What the task requires. Identify every line in the records below that contains the word "الأم", and copy each of those lines.

Extracted data entries.
··········
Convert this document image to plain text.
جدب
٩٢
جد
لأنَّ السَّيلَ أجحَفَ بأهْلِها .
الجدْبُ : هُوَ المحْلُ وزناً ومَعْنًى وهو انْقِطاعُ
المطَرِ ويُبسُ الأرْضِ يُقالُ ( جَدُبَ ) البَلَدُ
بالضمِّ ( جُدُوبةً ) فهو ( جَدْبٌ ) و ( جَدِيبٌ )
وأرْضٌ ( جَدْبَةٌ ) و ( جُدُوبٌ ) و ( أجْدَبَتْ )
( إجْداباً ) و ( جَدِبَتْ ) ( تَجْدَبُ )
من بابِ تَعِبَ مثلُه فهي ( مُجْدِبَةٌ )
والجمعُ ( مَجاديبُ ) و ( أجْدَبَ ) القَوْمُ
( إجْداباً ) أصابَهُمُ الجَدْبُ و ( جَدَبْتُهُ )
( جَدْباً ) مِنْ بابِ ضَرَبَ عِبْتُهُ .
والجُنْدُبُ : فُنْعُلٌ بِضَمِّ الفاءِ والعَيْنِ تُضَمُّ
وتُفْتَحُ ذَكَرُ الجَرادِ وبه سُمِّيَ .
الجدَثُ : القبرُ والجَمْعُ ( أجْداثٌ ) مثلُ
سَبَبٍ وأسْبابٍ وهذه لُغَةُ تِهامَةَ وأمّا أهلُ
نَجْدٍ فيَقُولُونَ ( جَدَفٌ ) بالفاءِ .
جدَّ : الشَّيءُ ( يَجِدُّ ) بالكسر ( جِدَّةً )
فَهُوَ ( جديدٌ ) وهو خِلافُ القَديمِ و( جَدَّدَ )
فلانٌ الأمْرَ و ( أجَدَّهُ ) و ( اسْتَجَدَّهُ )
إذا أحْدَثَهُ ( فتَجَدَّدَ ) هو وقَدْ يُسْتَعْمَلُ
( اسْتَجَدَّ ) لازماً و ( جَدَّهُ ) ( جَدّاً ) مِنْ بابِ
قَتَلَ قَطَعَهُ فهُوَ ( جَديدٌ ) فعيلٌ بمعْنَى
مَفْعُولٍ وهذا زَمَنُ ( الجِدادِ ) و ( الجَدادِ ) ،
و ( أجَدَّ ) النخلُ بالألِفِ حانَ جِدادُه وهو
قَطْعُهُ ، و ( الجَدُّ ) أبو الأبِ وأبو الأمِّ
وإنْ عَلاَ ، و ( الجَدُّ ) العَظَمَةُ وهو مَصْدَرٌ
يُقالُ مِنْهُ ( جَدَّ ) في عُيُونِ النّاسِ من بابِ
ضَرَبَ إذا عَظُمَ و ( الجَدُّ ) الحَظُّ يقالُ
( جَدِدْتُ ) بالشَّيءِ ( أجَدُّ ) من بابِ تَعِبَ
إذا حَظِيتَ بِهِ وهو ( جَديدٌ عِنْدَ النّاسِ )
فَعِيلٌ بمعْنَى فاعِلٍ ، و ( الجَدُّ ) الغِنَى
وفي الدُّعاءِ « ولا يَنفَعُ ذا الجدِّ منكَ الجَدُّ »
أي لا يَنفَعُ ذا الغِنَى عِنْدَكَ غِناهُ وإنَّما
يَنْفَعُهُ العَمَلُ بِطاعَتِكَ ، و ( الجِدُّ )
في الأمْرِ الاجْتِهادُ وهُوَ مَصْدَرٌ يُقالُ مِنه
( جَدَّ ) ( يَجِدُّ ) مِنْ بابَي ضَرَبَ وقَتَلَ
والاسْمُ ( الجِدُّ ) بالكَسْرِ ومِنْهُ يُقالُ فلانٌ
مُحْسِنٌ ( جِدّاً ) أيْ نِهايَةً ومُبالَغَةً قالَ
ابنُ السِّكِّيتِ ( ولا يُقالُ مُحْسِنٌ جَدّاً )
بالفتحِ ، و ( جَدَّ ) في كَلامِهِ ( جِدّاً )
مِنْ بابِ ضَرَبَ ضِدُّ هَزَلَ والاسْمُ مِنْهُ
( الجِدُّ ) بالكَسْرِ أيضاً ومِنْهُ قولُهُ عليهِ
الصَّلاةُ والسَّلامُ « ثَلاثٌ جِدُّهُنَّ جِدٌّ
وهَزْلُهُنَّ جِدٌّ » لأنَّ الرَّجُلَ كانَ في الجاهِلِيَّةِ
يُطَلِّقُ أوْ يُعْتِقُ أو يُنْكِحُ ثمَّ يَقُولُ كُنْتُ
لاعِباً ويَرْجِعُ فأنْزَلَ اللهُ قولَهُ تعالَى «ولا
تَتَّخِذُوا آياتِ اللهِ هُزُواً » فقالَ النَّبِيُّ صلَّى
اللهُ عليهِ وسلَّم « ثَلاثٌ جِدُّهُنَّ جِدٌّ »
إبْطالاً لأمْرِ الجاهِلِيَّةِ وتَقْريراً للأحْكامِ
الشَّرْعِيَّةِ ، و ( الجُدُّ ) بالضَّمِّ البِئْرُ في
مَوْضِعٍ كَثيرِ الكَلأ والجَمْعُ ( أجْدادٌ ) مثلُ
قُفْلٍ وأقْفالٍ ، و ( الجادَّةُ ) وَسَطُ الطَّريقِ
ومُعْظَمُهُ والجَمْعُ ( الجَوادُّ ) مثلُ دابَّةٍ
··········
Response.
فلانٌ الأمْرَ و ( أجَدَّهُ ) و ( اسْتَجَدَّهُ )
قَطْعُهُ ، و ( الجَدُّ ) أبو الأبِ وأبو الأمِّ
في الأمْرِ الاجْتِهادُ وهُوَ مَصْدَرٌ يُقالُ مِنه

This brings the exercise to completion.